Your goal ::
Each record below should appear again exactly as written.

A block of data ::
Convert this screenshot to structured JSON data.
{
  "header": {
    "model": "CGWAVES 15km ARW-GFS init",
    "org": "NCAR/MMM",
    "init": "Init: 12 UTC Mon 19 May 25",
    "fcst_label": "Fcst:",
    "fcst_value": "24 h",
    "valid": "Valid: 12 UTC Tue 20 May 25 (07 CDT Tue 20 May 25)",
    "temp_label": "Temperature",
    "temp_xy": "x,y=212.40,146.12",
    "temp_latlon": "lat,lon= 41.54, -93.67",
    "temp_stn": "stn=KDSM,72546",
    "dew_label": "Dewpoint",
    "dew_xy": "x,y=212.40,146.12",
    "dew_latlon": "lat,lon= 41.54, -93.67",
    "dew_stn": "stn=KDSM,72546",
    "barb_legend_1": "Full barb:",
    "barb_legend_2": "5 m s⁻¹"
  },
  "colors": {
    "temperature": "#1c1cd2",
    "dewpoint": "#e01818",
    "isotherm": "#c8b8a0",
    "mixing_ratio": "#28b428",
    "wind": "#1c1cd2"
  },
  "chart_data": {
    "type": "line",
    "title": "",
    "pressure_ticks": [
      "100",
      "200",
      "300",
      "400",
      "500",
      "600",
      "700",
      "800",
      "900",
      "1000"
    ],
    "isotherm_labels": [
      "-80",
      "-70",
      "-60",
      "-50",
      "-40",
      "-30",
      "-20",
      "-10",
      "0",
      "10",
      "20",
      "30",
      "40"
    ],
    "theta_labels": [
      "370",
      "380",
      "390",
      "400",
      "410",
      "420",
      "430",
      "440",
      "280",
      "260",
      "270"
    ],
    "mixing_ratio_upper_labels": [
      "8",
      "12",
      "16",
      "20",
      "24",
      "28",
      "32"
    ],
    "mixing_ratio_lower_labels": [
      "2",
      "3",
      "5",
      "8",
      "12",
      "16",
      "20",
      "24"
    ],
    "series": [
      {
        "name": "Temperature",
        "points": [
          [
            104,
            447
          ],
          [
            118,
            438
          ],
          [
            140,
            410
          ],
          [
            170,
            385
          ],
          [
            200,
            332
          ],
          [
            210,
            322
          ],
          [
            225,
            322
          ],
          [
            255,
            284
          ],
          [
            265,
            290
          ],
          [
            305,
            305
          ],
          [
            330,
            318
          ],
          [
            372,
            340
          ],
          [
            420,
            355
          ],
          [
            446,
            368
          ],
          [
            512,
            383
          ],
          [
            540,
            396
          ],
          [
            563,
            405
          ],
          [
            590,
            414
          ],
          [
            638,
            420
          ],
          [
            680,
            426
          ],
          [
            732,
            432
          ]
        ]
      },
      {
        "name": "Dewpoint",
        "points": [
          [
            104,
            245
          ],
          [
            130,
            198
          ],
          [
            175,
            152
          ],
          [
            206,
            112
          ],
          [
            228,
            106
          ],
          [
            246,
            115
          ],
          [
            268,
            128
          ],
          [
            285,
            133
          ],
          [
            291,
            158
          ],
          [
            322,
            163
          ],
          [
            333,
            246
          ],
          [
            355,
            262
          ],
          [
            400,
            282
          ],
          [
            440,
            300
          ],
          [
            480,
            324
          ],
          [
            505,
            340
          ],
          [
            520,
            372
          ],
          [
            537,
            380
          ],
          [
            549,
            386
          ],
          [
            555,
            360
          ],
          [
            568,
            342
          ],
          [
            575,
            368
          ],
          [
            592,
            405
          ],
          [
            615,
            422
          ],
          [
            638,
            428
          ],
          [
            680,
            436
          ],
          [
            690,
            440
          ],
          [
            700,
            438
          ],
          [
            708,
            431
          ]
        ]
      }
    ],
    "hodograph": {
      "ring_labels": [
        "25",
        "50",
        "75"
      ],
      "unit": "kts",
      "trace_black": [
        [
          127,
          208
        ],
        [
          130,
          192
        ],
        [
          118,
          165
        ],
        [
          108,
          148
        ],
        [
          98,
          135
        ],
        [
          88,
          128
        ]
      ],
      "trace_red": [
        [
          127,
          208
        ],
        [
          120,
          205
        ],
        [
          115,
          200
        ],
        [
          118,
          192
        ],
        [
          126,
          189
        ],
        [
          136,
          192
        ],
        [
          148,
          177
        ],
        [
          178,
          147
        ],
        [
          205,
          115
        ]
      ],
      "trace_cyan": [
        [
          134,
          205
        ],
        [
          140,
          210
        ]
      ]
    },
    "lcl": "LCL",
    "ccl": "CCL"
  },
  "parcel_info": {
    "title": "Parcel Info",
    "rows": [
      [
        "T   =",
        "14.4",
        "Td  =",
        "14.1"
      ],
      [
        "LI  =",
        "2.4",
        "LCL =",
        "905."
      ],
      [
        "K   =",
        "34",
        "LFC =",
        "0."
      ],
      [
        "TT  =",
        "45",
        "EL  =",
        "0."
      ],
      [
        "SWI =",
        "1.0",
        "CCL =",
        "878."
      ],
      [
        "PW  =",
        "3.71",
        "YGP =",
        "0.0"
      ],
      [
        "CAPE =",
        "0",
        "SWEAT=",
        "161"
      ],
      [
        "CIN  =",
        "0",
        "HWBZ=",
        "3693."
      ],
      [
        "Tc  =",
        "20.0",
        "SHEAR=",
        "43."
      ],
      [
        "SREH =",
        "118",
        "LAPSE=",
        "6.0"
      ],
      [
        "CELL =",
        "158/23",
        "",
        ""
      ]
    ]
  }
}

Reply to the exercise ::
Convert this screenshot to structured JSON data.
{
  "header": {
    "model": "CGWAVES 15km ARW-GFS init",
    "org": "NCAR/MMM",
    "init": "Init: 12 UTC Mon 19 May 25",
    "fcst_label": "Fcst:",
    "fcst_value": "24 h",
    "valid": "Valid: 12 UTC Tue 20 May 25 (07 CDT Tue 20 May 25)",
    "temp_label": "Temperature",
    "temp_xy": "x,y=212.40,146.12",
    "temp_latlon": "lat,lon= 41.54, -93.67",
    "temp_stn": "stn=KDSM,72546",
    "dew_label": "Dewpoint",
    "dew_xy": "x,y=212.40,146.12",
    "dew_latlon": "lat,lon= 41.54, -93.67",
    "dew_stn": "stn=KDSM,72546",
    "barb_legend_1": "Full barb:",
    "barb_legend_2": "5 m s⁻¹"
  },
  "colors": {
    "temperature": "#1c1cd2",
    "dewpoint": "#e01818",
    "isotherm": "#c8b8a0",
    "mixing_ratio": "#28b428",
    "wind": "#1c1cd2"
  },
  "chart_data": {
    "type": "line",
    "title": "",
    "pressure_ticks": [
      "100",
      "200",
      "300",
      "400",
      "500",
      "600",
      "700",
      "800",
      "900",
      "1000"
    ],
    "isotherm_labels": [
      "-80",
      "-70",
      "-60",
      "-50",
      "-40",
      "-30",
      "-20",
      "-10",
      "0",
      "10",
      "20",
      "30",
      "40"
    ],
    "theta_labels": [
      "370",
      "380",
      "390",
      "400",
      "410",
      "420",
      "430",
      "440",
      "280",
      "260",
      "270"
    ],
    "mixing_ratio_upper_labels": [
      "8",
      "12",
      "16",
      "20",
      "24",
      "28",
      "32"
    ],
    "mixing_ratio_lower_labels": [
      "2",
      "3",
      "5",
      "8",
      "12",
      "16",
      "20",
      "24"
    ],
    "series": [
      {
        "name": "Temperature",
        "points": [
          [
            104,
            447
          ],
          [
            118,
            438
          ],
          [
            140,
            410
          ],
          [
            170,
            385
          ],
          [
            200,
            332
          ],
          [
            210,
            322
          ],
          [
            225,
            322
          ],
          [
            255,
            284
          ],
          [
            265,
            290
          ],
          [
            305,
            305
          ],
          [
            330,
            318
          ],
          [
            372,
            340
          ],
          [
            420,
            355
          ],
          [
            446,
            368
          ],
          [
            512,
            383
          ],
          [
            540,
            396
          ],
          [
            563,
            405
          ],
          [
            590,
            414
          ],
          [
            638,
            420
          ],
          [
            680,
            426
          ],
          [
            732,
            432
          ]
        ]
      },
      {
        "name": "Dewpoint",
        "points": [
          [
            104,
            245
          ],
          [
            130,
            198
          ],
          [
            175,
            152
          ],
          [
            206,
            112
          ],
          [
            228,
            106
          ],
          [
            246,
            115
          ],
          [
            268,
            128
          ],
          [
            285,
            133
          ],
          [
            291,
            158
          ],
          [
            322,
            163
          ],
          [
            333,
            246
          ],
          [
            355,
            262
          ],
          [
            400,
            282
          ],
          [
            440,
            300
          ],
          [
            480,
            324
          ],
          [
            505,
            340
          ],
          [
            520,
            372
          ],
          [
            537,
            380
          ],
          [
            549,
            386
          ],
          [
            555,
            360
          ],
          [
            568,
            342
          ],
          [
            575,
            368
          ],
          [
            592,
            405
          ],
          [
            615,
            422
          ],
          [
            638,
            428
          ],
          [
            680,
            436
          ],
          [
            690,
            440
          ],
          [
            700,
            438
          ],
          [
            708,
            431
          ]
        ]
      }
    ],
    "hodograph": {
      "ring_labels": [
        "25",
        "50",
        "75"
      ],
      "unit": "kts",
      "trace_black": [
        [
          127,
          208
        ],
        [
          130,
          192
        ],
        [
          118,
          165
        ],
        [
          108,
          148
        ],
        [
          98,
          135
        ],
        [
          88,
          128
        ]
      ],
      "trace_red": [
        [
          127,
          208
        ],
        [
          120,
          205
        ],
        [
          115,
          200
        ],
        [
          118,
          192
        ],
        [
          126,
          189
        ],
        [
          136,
          192
        ],
        [
          148,
          177
        ],
        [
          178,
          147
        ],
        [
          205,
          115
        ]
      ],
      "trace_cyan": [
        [
          134,
          205
        ],
        [
          140,
          210
        ]
      ]
    },
    "lcl": "LCL",
    "ccl": "CCL"
  },
  "parcel_info": {
    "title": "Parcel Info",
    "rows": [
      [
        "T   =",
        "14.4",
        "Td  =",
        "14.1"
      ],
      [
        "LI  =",
        "2.4",
        "LCL =",
        "905."
      ],
      [
        "K   =",
        "34",
        "LFC =",
        "0."
      ],
      [
        "TT  =",
        "45",
        "EL  =",
        "0."
      ],
      [
        "SWI =",
        "1.0",
        "CCL =",
        "878."
      ],
      [
        "PW  =",
        "3.71",
        "YGP =",
        "0.0"
      ],
      [
        "CAPE =",
        "0",
        "SWEAT=",
        "161"
      ],
      [
        "CIN  =",
        "0",
        "HWBZ=",
        "3693."
      ],
      [
        "Tc  =",
        "20.0",
        "SHEAR=",
        "43."
      ],
      [
        "SREH =",
        "118",
        "LAPSE=",
        "6.0"
      ],
      [
        "CELL =",
        "158/23",
        "",
        ""
      ]
    ]
  }
}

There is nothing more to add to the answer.